> Short task: The records that follow must be reproduced in full, exactly as written.

+--

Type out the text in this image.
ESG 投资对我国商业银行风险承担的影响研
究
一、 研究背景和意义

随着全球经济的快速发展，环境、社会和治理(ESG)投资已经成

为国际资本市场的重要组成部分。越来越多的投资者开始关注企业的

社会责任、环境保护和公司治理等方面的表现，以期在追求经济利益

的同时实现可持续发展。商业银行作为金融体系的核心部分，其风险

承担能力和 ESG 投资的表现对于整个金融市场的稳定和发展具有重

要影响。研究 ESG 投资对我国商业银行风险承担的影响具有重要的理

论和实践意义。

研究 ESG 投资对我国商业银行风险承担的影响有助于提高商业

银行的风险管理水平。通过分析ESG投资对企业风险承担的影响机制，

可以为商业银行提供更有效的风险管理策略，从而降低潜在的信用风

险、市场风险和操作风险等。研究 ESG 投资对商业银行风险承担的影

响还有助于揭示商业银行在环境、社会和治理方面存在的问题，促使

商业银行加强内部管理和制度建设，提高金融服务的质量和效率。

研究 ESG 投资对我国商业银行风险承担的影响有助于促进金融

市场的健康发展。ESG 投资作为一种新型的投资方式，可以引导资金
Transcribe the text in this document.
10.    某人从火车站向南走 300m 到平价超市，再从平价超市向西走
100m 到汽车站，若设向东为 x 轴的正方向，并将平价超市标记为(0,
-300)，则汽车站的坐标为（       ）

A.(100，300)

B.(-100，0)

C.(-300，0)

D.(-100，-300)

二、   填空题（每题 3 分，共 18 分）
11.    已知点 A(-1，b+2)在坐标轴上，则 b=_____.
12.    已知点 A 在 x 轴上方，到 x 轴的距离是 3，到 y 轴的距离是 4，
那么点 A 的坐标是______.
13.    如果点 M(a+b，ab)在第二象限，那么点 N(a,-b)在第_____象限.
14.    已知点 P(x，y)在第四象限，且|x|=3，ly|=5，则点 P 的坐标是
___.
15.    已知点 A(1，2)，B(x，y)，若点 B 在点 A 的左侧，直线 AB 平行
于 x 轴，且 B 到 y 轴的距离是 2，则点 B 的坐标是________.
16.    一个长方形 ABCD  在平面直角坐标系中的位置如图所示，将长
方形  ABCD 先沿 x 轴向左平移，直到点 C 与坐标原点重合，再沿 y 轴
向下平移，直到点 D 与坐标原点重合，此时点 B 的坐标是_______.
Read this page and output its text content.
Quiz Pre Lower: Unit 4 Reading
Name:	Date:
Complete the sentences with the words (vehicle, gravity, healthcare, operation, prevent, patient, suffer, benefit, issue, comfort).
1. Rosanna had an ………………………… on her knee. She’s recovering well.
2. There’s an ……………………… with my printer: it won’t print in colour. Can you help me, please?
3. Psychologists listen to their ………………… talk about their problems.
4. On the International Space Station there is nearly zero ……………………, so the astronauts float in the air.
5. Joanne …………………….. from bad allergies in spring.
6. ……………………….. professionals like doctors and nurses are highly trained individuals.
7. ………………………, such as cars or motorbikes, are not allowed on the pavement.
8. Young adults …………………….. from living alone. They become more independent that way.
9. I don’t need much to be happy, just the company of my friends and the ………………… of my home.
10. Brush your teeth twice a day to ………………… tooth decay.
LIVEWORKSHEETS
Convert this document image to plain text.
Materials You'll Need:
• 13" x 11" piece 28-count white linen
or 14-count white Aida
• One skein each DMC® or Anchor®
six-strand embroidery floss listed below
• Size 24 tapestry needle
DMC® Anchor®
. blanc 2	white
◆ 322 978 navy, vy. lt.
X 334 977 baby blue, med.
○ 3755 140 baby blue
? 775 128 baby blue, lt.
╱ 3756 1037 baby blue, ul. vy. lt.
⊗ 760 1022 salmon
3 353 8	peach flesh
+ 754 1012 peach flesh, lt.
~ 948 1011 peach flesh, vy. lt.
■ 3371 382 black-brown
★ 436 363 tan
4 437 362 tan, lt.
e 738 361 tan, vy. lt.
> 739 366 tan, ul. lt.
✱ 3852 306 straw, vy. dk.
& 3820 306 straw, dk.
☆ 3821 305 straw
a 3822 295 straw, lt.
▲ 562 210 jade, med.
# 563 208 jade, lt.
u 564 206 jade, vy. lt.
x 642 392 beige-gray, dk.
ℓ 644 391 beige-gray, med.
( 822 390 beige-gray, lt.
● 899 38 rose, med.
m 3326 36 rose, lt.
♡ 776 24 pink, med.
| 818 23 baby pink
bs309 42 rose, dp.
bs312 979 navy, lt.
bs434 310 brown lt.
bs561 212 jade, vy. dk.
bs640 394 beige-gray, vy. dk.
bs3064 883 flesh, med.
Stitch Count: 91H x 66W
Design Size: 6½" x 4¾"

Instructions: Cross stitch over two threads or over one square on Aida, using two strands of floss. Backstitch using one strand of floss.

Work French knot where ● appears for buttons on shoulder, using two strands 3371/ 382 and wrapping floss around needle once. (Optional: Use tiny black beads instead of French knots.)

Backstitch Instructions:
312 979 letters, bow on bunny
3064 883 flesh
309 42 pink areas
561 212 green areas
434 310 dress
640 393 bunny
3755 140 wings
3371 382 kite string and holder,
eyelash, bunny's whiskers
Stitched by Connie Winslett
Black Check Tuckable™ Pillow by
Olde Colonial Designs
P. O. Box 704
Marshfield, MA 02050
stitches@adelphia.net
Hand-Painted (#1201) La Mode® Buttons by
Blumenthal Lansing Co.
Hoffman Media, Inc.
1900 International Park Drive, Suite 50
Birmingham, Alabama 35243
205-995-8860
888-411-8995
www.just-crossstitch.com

+--

> Reply to the task:
Type out the text in this image.
ESG 投资对我国商业银行风险承担的影响研
究
一、 研究背景和意义

随着全球经济的快速发展，环境、社会和治理(ESG)投资已经成

为国际资本市场的重要组成部分。越来越多的投资者开始关注企业的

社会责任、环境保护和公司治理等方面的表现，以期在追求经济利益

的同时实现可持续发展。商业银行作为金融体系的核心部分，其风险

承担能力和 ESG 投资的表现对于整个金融市场的稳定和发展具有重

要影响。研究 ESG 投资对我国商业银行风险承担的影响具有重要的理

论和实践意义。

研究 ESG 投资对我国商业银行风险承担的影响有助于提高商业

银行的风险管理水平。通过分析ESG投资对企业风险承担的影响机制，

可以为商业银行提供更有效的风险管理策略，从而降低潜在的信用风

险、市场风险和操作风险等。研究 ESG 投资对商业银行风险承担的影

响还有助于揭示商业银行在环境、社会和治理方面存在的问题，促使

商业银行加强内部管理和制度建设，提高金融服务的质量和效率。

研究 ESG 投资对我国商业银行风险承担的影响有助于促进金融

市场的健康发展。ESG 投资作为一种新型的投资方式，可以引导资金
Transcribe the text in this document.
10.    某人从火车站向南走 300m 到平价超市，再从平价超市向西走
100m 到汽车站，若设向东为 x 轴的正方向，并将平价超市标记为(0,
-300)，则汽车站的坐标为（       ）

A.(100，300)

B.(-100，0)

C.(-300，0)

D.(-100，-300)

二、   填空题（每题 3 分，共 18 分）
11.    已知点 A(-1，b+2)在坐标轴上，则 b=_____.
12.    已知点 A 在 x 轴上方，到 x 轴的距离是 3，到 y 轴的距离是 4，
那么点 A 的坐标是______.
13.    如果点 M(a+b，ab)在第二象限，那么点 N(a,-b)在第_____象限.
14.    已知点 P(x，y)在第四象限，且|x|=3，ly|=5，则点 P 的坐标是
___.
15.    已知点 A(1，2)，B(x，y)，若点 B 在点 A 的左侧，直线 AB 平行
于 x 轴，且 B 到 y 轴的距离是 2，则点 B 的坐标是________.
16.    一个长方形 ABCD  在平面直角坐标系中的位置如图所示，将长
方形  ABCD 先沿 x 轴向左平移，直到点 C 与坐标原点重合，再沿 y 轴
向下平移，直到点 D 与坐标原点重合，此时点 B 的坐标是_______.
Read this page and output its text content.
Quiz Pre Lower: Unit 4 Reading
Name:	Date:
Complete the sentences with the words (vehicle, gravity, healthcare, operation, prevent, patient, suffer, benefit, issue, comfort).
1. Rosanna had an ………………………… on her knee. She’s recovering well.
2. There’s an ……………………… with my printer: it won’t print in colour. Can you help me, please?
3. Psychologists listen to their ………………… talk about their problems.
4. On the International Space Station there is nearly zero ……………………, so the astronauts float in the air.
5. Joanne …………………….. from bad allergies in spring.
6. ……………………….. professionals like doctors and nurses are highly trained individuals.
7. ………………………, such as cars or motorbikes, are not allowed on the pavement.
8. Young adults …………………….. from living alone. They become more independent that way.
9. I don’t need much to be happy, just the company of my friends and the ………………… of my home.
10. Brush your teeth twice a day to ………………… tooth decay.
LIVEWORKSHEETS
Convert this document image to plain text.
Materials You'll Need:
• 13" x 11" piece 28-count white linen
or 14-count white Aida
• One skein each DMC® or Anchor®
six-strand embroidery floss listed below
• Size 24 tapestry needle
DMC® Anchor®
. blanc 2	white
◆ 322 978 navy, vy. lt.
X 334 977 baby blue, med.
○ 3755 140 baby blue
? 775 128 baby blue, lt.
╱ 3756 1037 baby blue, ul. vy. lt.
⊗ 760 1022 salmon
3 353 8	peach flesh
+ 754 1012 peach flesh, lt.
~ 948 1011 peach flesh, vy. lt.
■ 3371 382 black-brown
★ 436 363 tan
4 437 362 tan, lt.
e 738 361 tan, vy. lt.
> 739 366 tan, ul. lt.
✱ 3852 306 straw, vy. dk.
& 3820 306 straw, dk.
☆ 3821 305 straw
a 3822 295 straw, lt.
▲ 562 210 jade, med.
# 563 208 jade, lt.
u 564 206 jade, vy. lt.
x 642 392 beige-gray, dk.
ℓ 644 391 beige-gray, med.
( 822 390 beige-gray, lt.
● 899 38 rose, med.
m 3326 36 rose, lt.
♡ 776 24 pink, med.
| 818 23 baby pink
bs309 42 rose, dp.
bs312 979 navy, lt.
bs434 310 brown lt.
bs561 212 jade, vy. dk.
bs640 394 beige-gray, vy. dk.
bs3064 883 flesh, med.
Stitch Count: 91H x 66W
Design Size: 6½" x 4¾"

Instructions: Cross stitch over two threads or over one square on Aida, using two strands of floss. Backstitch using one strand of floss.

Work French knot where ● appears for buttons on shoulder, using two strands 3371/ 382 and wrapping floss around needle once. (Optional: Use tiny black beads instead of French knots.)

Backstitch Instructions:
312 979 letters, bow on bunny
3064 883 flesh
309 42 pink areas
561 212 green areas
434 310 dress
640 393 bunny
3755 140 wings
3371 382 kite string and holder,
eyelash, bunny's whiskers
Stitched by Connie Winslett
Black Check Tuckable™ Pillow by
Olde Colonial Designs
P. O. Box 704
Marshfield, MA 02050
stitches@adelphia.net
Hand-Painted (#1201) La Mode® Buttons by
Blumenthal Lansing Co.
Hoffman Media, Inc.
1900 International Park Drive, Suite 50
Birmingham, Alabama 35243
205-995-8860
888-411-8995
www.just-crossstitch.com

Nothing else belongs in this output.